# WHAT NEEDS TO BE DONE:
Every line of the data must be copied exactly.

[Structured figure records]
++++++++++++++++++++
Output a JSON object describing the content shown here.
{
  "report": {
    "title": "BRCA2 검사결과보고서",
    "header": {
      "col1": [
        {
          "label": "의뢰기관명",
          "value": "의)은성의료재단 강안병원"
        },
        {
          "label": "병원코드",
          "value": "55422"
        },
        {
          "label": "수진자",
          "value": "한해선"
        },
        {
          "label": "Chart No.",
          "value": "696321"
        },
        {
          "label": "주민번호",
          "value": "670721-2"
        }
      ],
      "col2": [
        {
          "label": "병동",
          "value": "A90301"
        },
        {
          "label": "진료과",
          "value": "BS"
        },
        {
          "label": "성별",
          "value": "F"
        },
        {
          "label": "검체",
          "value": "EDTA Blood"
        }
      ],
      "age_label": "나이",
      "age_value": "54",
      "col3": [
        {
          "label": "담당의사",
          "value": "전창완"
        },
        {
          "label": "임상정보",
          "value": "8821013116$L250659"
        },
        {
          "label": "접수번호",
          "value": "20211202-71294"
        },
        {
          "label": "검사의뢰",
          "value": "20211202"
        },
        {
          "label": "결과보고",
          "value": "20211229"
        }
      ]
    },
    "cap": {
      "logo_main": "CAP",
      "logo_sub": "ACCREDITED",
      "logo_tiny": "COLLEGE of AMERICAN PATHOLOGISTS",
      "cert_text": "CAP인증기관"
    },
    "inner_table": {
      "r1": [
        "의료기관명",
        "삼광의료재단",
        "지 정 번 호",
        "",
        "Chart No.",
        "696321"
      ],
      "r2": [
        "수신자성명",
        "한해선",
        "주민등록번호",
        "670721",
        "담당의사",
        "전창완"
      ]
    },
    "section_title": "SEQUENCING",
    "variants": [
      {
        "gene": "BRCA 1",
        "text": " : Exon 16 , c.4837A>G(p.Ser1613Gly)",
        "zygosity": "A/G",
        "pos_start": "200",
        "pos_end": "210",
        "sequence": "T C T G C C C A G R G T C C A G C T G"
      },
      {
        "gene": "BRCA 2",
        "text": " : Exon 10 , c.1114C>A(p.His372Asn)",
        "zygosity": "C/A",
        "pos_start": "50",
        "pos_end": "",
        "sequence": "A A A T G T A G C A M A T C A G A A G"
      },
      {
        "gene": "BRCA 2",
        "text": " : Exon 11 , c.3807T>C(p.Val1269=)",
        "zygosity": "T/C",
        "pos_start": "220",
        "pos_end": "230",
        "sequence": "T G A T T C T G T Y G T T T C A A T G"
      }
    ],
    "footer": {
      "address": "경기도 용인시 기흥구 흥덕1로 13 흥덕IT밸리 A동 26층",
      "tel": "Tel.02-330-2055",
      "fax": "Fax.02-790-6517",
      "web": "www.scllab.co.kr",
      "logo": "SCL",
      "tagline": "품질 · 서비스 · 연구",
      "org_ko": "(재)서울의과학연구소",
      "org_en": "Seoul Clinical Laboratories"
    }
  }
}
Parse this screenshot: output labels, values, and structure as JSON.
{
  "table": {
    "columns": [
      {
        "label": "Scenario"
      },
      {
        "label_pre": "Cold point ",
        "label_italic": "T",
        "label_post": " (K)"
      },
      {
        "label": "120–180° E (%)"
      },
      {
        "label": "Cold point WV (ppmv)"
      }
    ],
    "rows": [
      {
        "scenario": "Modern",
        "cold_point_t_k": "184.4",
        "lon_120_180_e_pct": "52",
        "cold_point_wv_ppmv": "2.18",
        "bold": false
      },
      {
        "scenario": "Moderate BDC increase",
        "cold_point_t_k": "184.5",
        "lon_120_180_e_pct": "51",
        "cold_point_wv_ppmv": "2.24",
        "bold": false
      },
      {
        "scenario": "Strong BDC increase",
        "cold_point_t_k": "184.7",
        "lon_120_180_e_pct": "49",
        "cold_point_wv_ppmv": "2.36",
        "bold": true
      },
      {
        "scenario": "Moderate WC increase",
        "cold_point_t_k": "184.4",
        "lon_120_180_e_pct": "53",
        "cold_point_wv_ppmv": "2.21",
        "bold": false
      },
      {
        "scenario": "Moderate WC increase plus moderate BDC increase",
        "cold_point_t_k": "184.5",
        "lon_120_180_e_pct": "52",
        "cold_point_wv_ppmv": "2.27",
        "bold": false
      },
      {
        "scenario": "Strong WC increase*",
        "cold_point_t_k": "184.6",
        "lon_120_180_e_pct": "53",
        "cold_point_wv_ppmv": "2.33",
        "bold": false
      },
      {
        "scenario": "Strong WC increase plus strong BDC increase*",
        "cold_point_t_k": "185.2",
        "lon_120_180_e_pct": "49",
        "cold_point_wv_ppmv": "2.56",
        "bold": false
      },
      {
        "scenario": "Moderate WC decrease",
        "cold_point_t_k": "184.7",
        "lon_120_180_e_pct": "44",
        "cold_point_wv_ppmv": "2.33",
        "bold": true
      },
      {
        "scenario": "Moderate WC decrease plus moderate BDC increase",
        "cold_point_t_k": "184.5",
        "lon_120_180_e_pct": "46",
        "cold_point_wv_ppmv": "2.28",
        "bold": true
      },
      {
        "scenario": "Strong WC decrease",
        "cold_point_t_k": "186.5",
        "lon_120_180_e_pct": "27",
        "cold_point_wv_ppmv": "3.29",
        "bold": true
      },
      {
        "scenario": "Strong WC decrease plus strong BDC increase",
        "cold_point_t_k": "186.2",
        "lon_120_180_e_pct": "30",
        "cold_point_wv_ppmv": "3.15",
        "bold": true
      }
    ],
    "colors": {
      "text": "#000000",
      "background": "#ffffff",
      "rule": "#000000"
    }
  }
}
++++++++++++++++++++
# CORRECT ANSWER:
Output a JSON object describing the content shown here.
{
  "report": {
    "title": "BRCA2 검사결과보고서",
    "header": {
      "col1": [
        {
          "label": "의뢰기관명",
          "value": "의)은성의료재단 강안병원"
        },
        {
          "label": "병원코드",
          "value": "55422"
        },
        {
          "label": "수진자",
          "value": "한해선"
        },
        {
          "label": "Chart No.",
          "value": "696321"
        },
        {
          "label": "주민번호",
          "value": "670721-2"
        }
      ],
      "col2": [
        {
          "label": "병동",
          "value": "A90301"
        },
        {
          "label": "진료과",
          "value": "BS"
        },
        {
          "label": "성별",
          "value": "F"
        },
        {
          "label": "검체",
          "value": "EDTA Blood"
        }
      ],
      "age_label": "나이",
      "age_value": "54",
      "col3": [
        {
          "label": "담당의사",
          "value": "전창완"
        },
        {
          "label": "임상정보",
          "value": "8821013116$L250659"
        },
        {
          "label": "접수번호",
          "value": "20211202-71294"
        },
        {
          "label": "검사의뢰",
          "value": "20211202"
        },
        {
          "label": "결과보고",
          "value": "20211229"
        }
      ]
    },
    "cap": {
      "logo_main": "CAP",
      "logo_sub": "ACCREDITED",
      "logo_tiny": "COLLEGE of AMERICAN PATHOLOGISTS",
      "cert_text": "CAP인증기관"
    },
    "inner_table": {
      "r1": [
        "의료기관명",
        "삼광의료재단",
        "지 정 번 호",
        "",
        "Chart No.",
        "696321"
      ],
      "r2": [
        "수신자성명",
        "한해선",
        "주민등록번호",
        "670721",
        "담당의사",
        "전창완"
      ]
    },
    "section_title": "SEQUENCING",
    "variants": [
      {
        "gene": "BRCA 1",
        "text": " : Exon 16 , c.4837A>G(p.Ser1613Gly)",
        "zygosity": "A/G",
        "pos_start": "200",
        "pos_end": "210",
        "sequence": "T C T G C C C A G R G T C C A G C T G"
      },
      {
        "gene": "BRCA 2",
        "text": " : Exon 10 , c.1114C>A(p.His372Asn)",
        "zygosity": "C/A",
        "pos_start": "50",
        "pos_end": "",
        "sequence": "A A A T G T A G C A M A T C A G A A G"
      },
      {
        "gene": "BRCA 2",
        "text": " : Exon 11 , c.3807T>C(p.Val1269=)",
        "zygosity": "T/C",
        "pos_start": "220",
        "pos_end": "230",
        "sequence": "T G A T T C T G T Y G T T T C A A T G"
      }
    ],
    "footer": {
      "address": "경기도 용인시 기흥구 흥덕1로 13 흥덕IT밸리 A동 26층",
      "tel": "Tel.02-330-2055",
      "fax": "Fax.02-790-6517",
      "web": "www.scllab.co.kr",
      "logo": "SCL",
      "tagline": "품질 · 서비스 · 연구",
      "org_ko": "(재)서울의과학연구소",
      "org_en": "Seoul Clinical Laboratories"
    }
  }
}
Parse this screenshot: output labels, values, and structure as JSON.
{
  "table": {
    "columns": [
      {
        "label": "Scenario"
      },
      {
        "label_pre": "Cold point ",
        "label_italic": "T",
        "label_post": " (K)"
      },
      {
        "label": "120–180° E (%)"
      },
      {
        "label": "Cold point WV (ppmv)"
      }
    ],
    "rows": [
      {
        "scenario": "Modern",
        "cold_point_t_k": "184.4",
        "lon_120_180_e_pct": "52",
        "cold_point_wv_ppmv": "2.18",
        "bold": false
      },
      {
        "scenario": "Moderate BDC increase",
        "cold_point_t_k": "184.5",
        "lon_120_180_e_pct": "51",
        "cold_point_wv_ppmv": "2.24",
        "bold": false
      },
      {
        "scenario": "Strong BDC increase",
        "cold_point_t_k": "184.7",
        "lon_120_180_e_pct": "49",
        "cold_point_wv_ppmv": "2.36",
        "bold": true
      },
      {
        "scenario": "Moderate WC increase",
        "cold_point_t_k": "184.4",
        "lon_120_180_e_pct": "53",
        "cold_point_wv_ppmv": "2.21",
        "bold": false
      },
      {
        "scenario": "Moderate WC increase plus moderate BDC increase",
        "cold_point_t_k": "184.5",
        "lon_120_180_e_pct": "52",
        "cold_point_wv_ppmv": "2.27",
        "bold": false
      },
      {
        "scenario": "Strong WC increase*",
        "cold_point_t_k": "184.6",
        "lon_120_180_e_pct": "53",
        "cold_point_wv_ppmv": "2.33",
        "bold": false
      },
      {
        "scenario": "Strong WC increase plus strong BDC increase*",
        "cold_point_t_k": "185.2",
        "lon_120_180_e_pct": "49",
        "cold_point_wv_ppmv": "2.56",
        "bold": false
      },
      {
        "scenario": "Moderate WC decrease",
        "cold_point_t_k": "184.7",
        "lon_120_180_e_pct": "44",
        "cold_point_wv_ppmv": "2.33",
        "bold": true
      },
      {
        "scenario": "Moderate WC decrease plus moderate BDC increase",
        "cold_point_t_k": "184.5",
        "lon_120_180_e_pct": "46",
        "cold_point_wv_ppmv": "2.28",
        "bold": true
      },
      {
        "scenario": "Strong WC decrease",
        "cold_point_t_k": "186.5",
        "lon_120_180_e_pct": "27",
        "cold_point_wv_ppmv": "3.29",
        "bold": true
      },
      {
        "scenario": "Strong WC decrease plus strong BDC increase",
        "cold_point_t_k": "186.2",
        "lon_120_180_e_pct": "30",
        "cold_point_wv_ppmv": "3.15",
        "bold": true
      }
    ],
    "colors": {
      "text": "#000000",
      "background": "#ffffff",
      "rule": "#000000"
    }
  }
}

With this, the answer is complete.